··· Extract provided ···

This conference will be dedicated to the memory of Prof. Yaron Silberberg, an exceptional physicist and an esteemed colleague from Weizmann Institute, who passed away in April 21, 2019.


Scope of the Workshop:

When light propagates through clouds, thick organic tissues or photonic crystals, when elastic waves meet rugged earth landscapes or structured thin plates, when RF or micro-waves traverse a complex urban environment,  a resonant metamaterial or a random collection of dielectric spheres, all these waves will inevitably experience multiple scattering. At mesoscopic scales where coherence is preserved and wave interferences cannot be ignored, universal wave phenomena are predicted. The fundamental understanding of wave propagation in complex media has allowed important progress towards the control of waves in these systems. Here the scattering is not anymore an hindrance but an opportunity to increase our ability to overcome the limitations imposed by Nature: Focusing beyond the diffraction limit, imaging through opaque media, hauling enormous quantity of information, protecting edge modes, confining wave energy, versatile lasing without optical cavities, making transparent an otherwise strongly scattering medium, protecting buildings from destructive seismic waves, are few examples of the new functionalities and abilities offered by the interaction of waves with complex media.
Recently, the ever-growing demand to deliver exotic quantum states in real life scenarios has lead to the exploration how quantum states of light propagation in complex media. Quantum communications, for instance, require transmitting entangled photon-pairs through the turbulent atmosphere, to or from satellites. In quantum imaging, we need to learn how to keep quantum states of light as they propagate through scattering layers, in order to keep their super-resolution capabilities. More generally, photonic quantum technologies can greatly benefit from improving our understanding of how quantum states of light can be controlled in complex media.

··· Supplied material ···

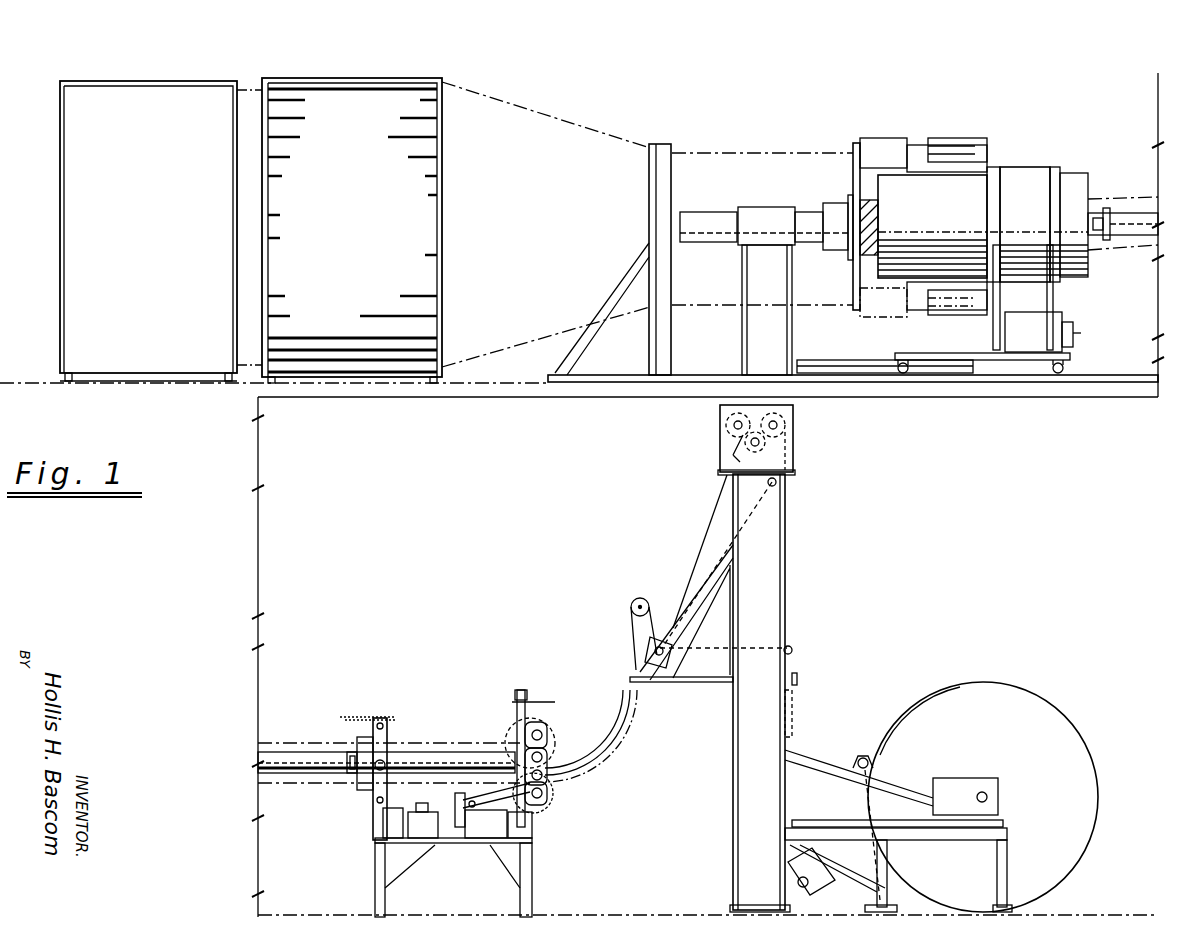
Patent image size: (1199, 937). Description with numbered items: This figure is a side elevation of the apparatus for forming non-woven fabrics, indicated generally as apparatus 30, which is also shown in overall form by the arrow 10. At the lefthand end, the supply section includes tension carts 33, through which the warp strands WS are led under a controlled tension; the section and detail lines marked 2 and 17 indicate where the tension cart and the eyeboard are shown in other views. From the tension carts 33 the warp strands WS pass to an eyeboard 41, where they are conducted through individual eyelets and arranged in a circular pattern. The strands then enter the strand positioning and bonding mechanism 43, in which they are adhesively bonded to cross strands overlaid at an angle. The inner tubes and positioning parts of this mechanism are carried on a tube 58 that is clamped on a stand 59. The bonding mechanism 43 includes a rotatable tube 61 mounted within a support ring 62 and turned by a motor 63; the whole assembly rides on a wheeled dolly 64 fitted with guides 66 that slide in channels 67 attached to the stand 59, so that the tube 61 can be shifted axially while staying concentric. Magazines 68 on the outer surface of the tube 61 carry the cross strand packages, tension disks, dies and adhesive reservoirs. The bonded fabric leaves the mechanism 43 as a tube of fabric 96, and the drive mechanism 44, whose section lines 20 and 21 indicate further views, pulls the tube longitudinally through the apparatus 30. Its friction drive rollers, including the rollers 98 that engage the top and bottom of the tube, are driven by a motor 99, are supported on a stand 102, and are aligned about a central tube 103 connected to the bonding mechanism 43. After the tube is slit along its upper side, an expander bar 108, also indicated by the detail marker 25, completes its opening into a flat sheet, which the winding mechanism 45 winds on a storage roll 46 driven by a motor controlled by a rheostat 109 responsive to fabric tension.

···

▶ [Written request] Repeat word for word the stretch of the workshop announcement that starts at "Recently, the ever-growing" and ends after "controlled in complex media.".

▶ [Task result]
Recently, the ever-growing demand to deliver exotic quantum states in real life scenarios has lead to the exploration how quantum states of light propagation in complex media. Quantum communications, for instance, require transmitting entangled photon-pairs through the turbulent atmosphere, to or from satellites. In quantum imaging, we need to learn how to keep quantum states of light as they propagate through scattering layers, in order to keep their super-resolution capabilities. More generally, photonic quantum technologies can greatly benefit from improving our understanding of how quantum states of light can be controlled in complex media.